-- START --
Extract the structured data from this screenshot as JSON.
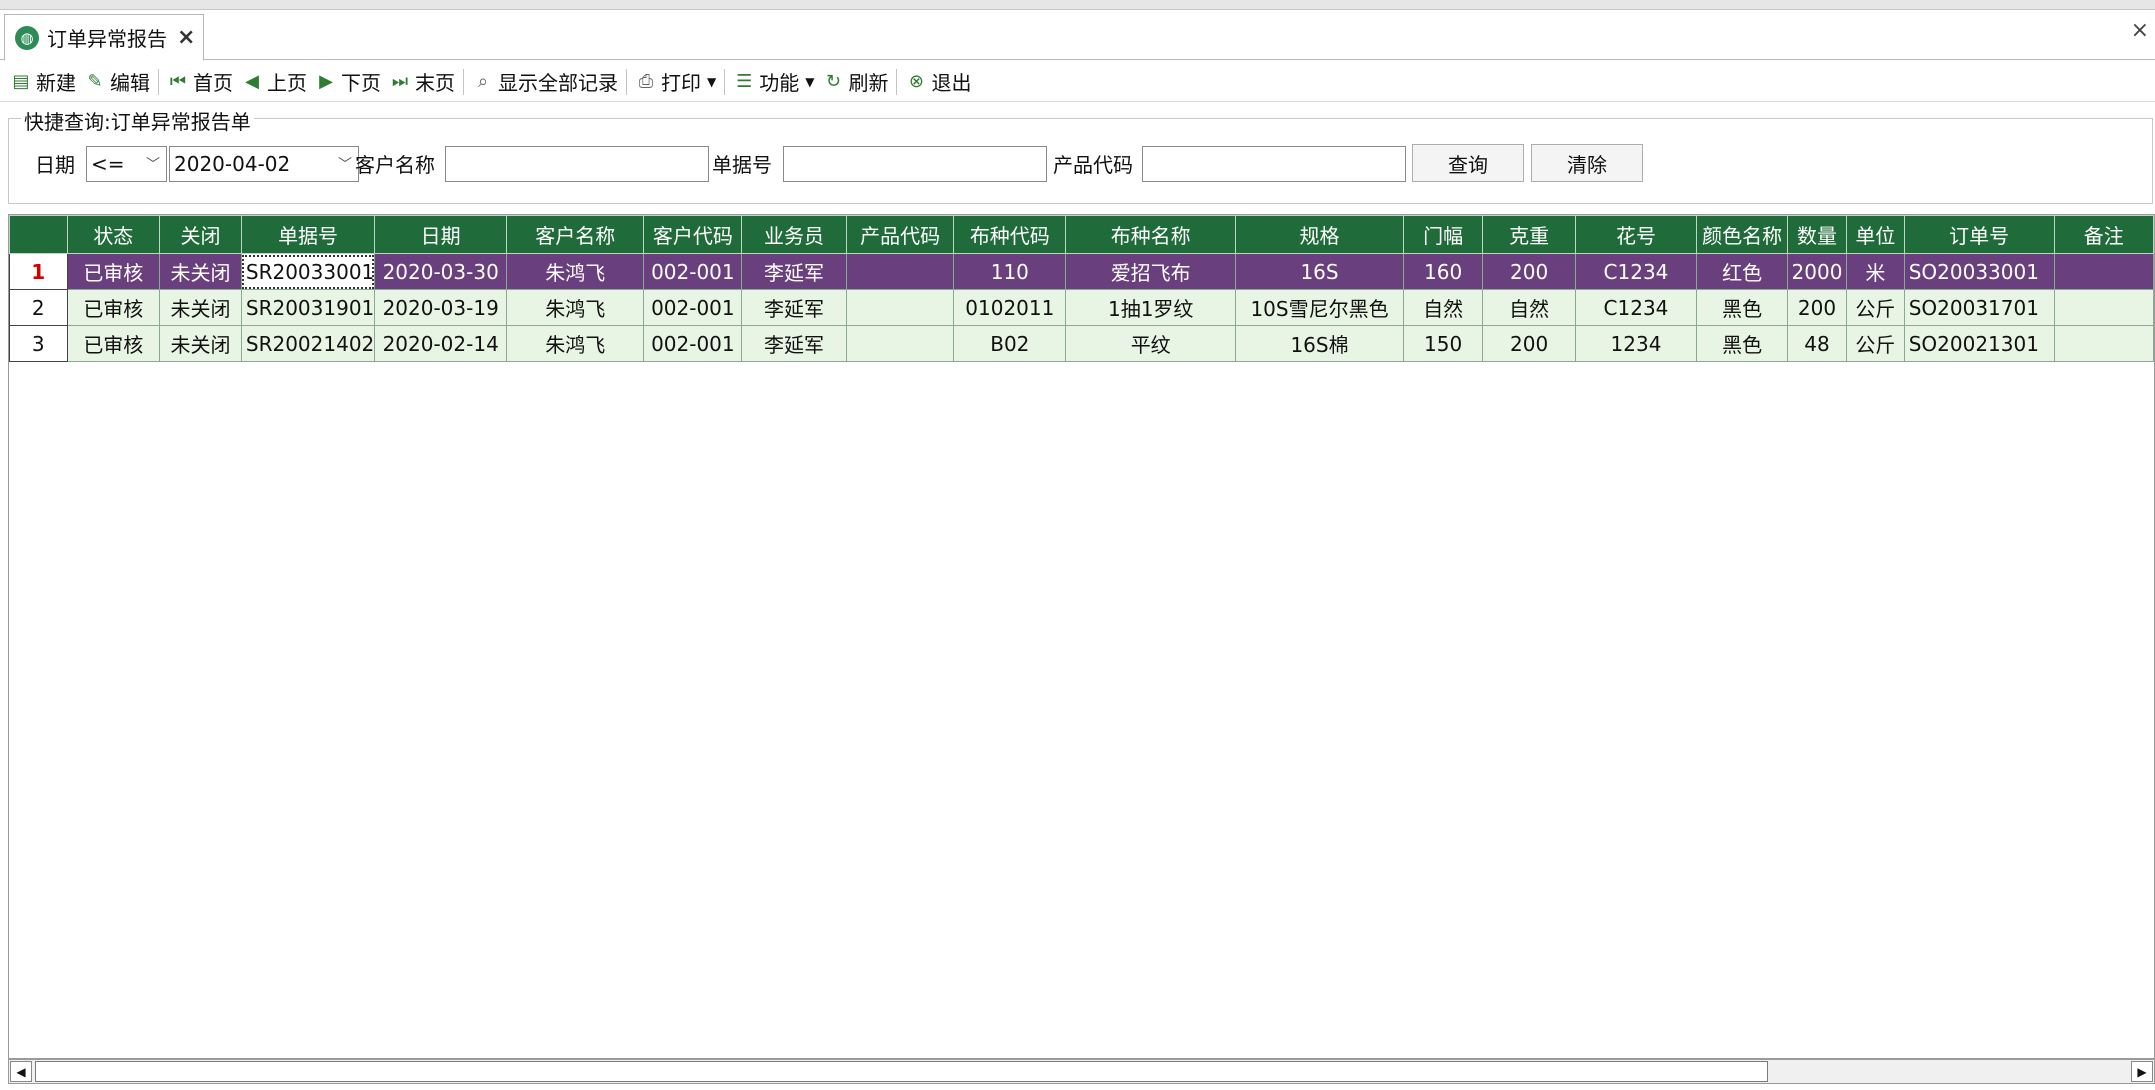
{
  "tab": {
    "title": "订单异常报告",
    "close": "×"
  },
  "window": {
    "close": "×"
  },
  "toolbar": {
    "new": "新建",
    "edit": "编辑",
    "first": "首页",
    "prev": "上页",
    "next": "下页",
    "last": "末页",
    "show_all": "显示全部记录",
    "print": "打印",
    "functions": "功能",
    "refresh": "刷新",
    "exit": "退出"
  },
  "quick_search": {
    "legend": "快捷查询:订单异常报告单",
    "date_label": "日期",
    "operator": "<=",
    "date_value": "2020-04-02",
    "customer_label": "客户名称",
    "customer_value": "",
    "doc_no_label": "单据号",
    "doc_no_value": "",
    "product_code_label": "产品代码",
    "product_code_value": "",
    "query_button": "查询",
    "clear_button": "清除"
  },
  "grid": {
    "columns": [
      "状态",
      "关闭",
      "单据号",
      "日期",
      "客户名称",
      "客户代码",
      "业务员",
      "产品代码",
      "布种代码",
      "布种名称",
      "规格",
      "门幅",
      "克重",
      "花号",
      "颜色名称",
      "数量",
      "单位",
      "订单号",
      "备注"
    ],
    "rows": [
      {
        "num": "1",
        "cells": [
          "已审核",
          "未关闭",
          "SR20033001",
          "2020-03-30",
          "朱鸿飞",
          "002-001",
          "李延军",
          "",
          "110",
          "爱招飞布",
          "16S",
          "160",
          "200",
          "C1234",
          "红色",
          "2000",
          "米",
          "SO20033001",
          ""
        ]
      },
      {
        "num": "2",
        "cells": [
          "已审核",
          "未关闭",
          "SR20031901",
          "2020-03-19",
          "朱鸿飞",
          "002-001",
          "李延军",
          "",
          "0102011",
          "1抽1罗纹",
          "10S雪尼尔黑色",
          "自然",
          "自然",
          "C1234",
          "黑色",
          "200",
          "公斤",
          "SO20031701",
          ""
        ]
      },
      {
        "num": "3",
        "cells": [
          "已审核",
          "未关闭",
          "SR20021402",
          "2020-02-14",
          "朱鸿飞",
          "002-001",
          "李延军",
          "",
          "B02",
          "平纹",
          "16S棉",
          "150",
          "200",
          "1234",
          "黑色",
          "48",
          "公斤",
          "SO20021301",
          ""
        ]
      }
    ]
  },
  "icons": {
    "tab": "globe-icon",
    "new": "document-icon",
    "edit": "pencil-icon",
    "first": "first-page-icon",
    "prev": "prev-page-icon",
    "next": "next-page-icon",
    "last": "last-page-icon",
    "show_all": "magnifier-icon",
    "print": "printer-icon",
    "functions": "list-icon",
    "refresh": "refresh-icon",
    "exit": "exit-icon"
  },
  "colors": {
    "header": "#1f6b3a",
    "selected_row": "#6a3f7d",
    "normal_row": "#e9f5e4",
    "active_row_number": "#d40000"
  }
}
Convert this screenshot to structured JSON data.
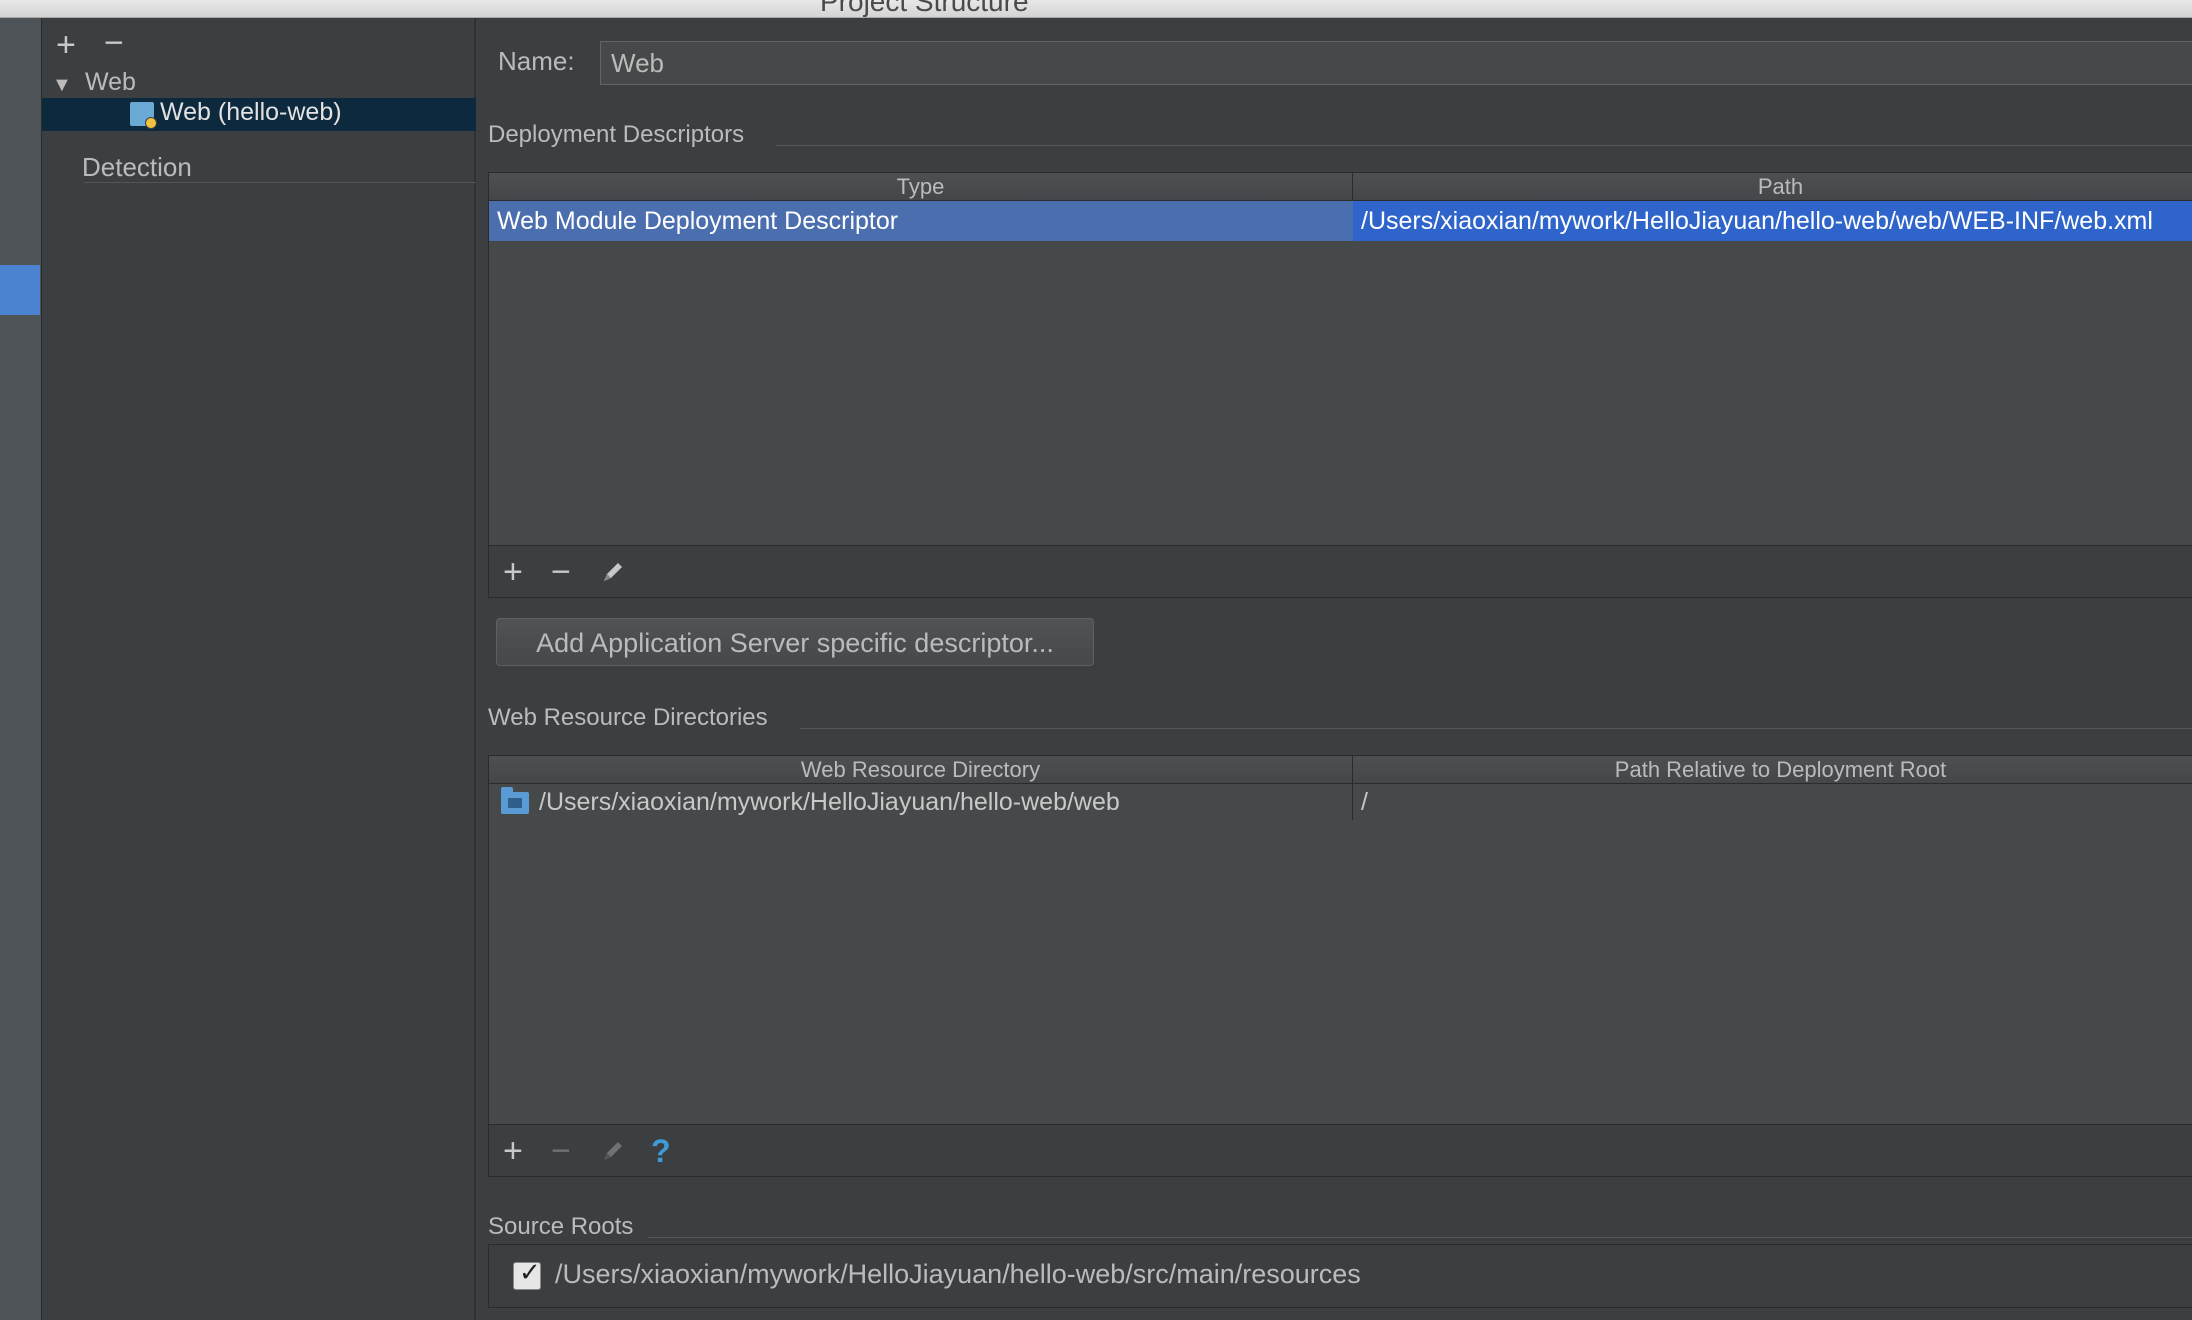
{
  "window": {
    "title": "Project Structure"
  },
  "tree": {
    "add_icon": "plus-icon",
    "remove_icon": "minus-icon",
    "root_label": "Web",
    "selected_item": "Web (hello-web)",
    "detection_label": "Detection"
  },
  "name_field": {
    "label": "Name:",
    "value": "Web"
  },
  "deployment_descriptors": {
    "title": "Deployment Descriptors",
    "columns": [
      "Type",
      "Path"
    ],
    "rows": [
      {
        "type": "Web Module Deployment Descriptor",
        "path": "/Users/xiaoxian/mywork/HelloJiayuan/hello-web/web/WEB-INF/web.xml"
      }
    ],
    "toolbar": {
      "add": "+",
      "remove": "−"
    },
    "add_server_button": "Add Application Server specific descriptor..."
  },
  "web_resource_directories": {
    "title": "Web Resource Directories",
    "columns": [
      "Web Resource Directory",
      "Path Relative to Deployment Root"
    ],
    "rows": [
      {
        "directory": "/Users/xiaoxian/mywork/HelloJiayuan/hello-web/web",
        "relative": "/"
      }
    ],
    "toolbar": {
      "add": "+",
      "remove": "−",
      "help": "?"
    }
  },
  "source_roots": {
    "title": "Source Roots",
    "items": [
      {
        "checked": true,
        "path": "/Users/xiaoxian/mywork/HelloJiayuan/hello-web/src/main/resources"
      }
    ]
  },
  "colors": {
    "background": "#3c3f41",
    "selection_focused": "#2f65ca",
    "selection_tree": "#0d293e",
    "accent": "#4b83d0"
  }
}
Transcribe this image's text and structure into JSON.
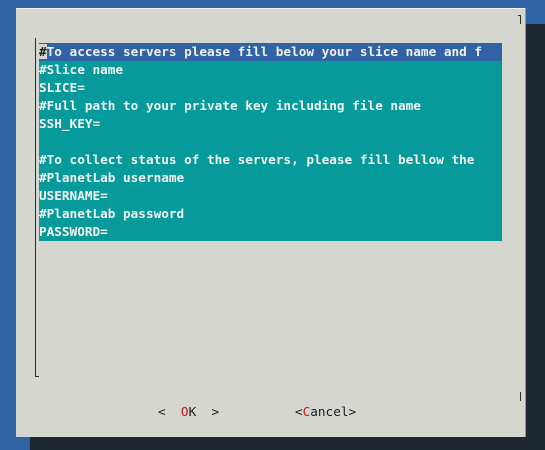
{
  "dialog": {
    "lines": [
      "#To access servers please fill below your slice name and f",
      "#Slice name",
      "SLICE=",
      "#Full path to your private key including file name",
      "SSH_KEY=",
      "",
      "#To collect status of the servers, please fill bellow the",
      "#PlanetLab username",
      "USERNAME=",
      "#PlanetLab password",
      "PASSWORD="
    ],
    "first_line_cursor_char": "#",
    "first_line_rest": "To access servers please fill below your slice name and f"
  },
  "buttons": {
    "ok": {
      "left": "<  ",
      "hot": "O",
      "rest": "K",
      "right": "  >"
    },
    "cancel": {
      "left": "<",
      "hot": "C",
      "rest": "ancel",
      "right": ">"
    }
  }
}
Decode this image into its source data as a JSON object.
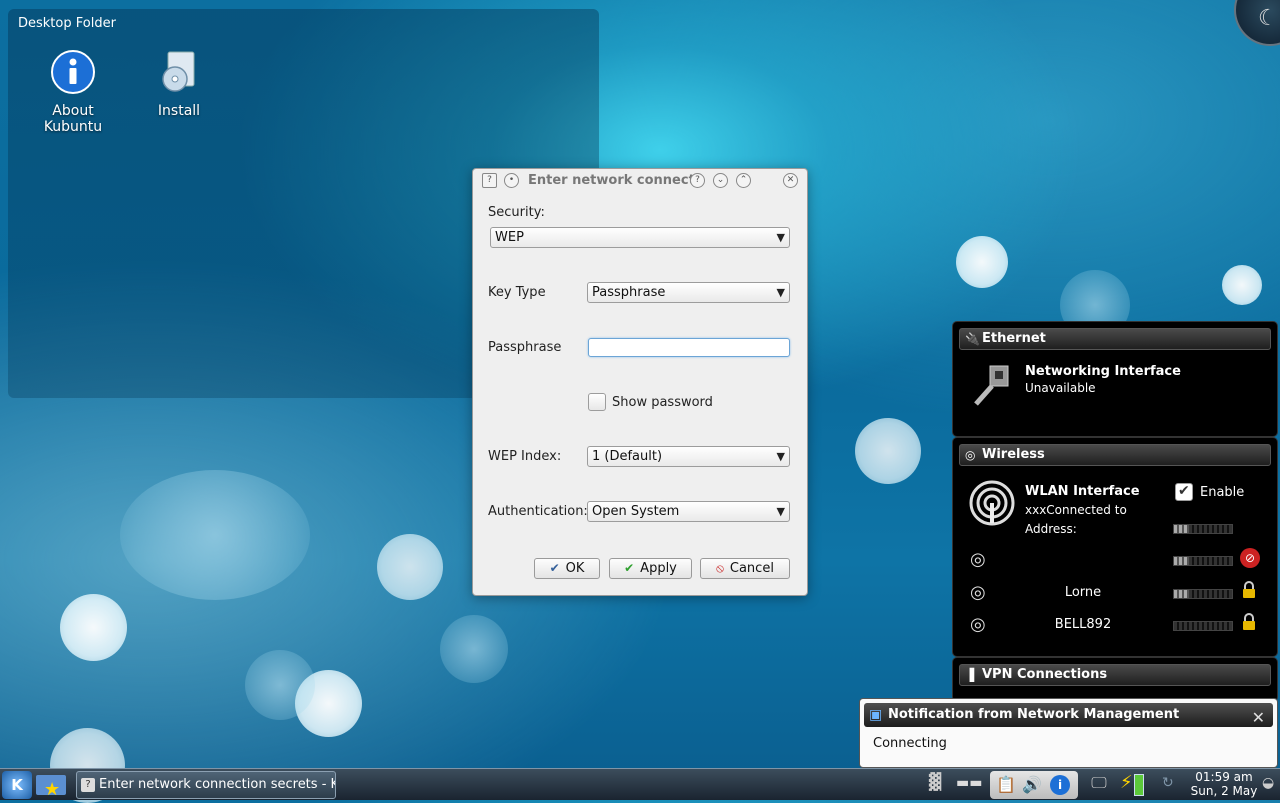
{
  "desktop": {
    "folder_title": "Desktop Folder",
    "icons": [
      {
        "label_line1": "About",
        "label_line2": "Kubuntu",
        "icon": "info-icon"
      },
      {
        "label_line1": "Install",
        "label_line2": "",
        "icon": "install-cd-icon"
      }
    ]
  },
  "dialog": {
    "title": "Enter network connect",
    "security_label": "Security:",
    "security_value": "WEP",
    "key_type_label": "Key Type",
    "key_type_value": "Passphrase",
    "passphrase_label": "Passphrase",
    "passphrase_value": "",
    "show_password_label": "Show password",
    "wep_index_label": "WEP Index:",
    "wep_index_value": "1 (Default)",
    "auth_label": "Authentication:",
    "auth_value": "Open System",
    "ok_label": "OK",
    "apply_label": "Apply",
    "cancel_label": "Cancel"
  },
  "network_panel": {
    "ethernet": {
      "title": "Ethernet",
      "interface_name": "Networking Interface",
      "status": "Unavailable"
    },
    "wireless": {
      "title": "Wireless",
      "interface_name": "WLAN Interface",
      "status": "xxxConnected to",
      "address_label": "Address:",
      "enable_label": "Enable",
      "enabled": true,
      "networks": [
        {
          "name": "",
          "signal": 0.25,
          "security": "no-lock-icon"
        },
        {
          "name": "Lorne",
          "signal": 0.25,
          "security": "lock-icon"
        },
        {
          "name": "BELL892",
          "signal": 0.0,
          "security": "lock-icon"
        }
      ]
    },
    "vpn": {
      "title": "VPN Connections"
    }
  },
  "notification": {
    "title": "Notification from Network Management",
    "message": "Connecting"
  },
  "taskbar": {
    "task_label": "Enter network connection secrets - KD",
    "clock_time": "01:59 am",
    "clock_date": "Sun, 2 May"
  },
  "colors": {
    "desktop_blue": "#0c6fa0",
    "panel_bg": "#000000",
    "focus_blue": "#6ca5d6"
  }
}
-- END --
§ **DO THIS**
Take every line from the data above that holds "JSON" and copy it out.

§ **THE COMPLETED TASK**
Extract the structured data from this screenshot as JSON.
Convert this screenshot to structured JSON data.
Transcribe this image's text and structure into JSON.
Decode this image into its source data as a JSON object.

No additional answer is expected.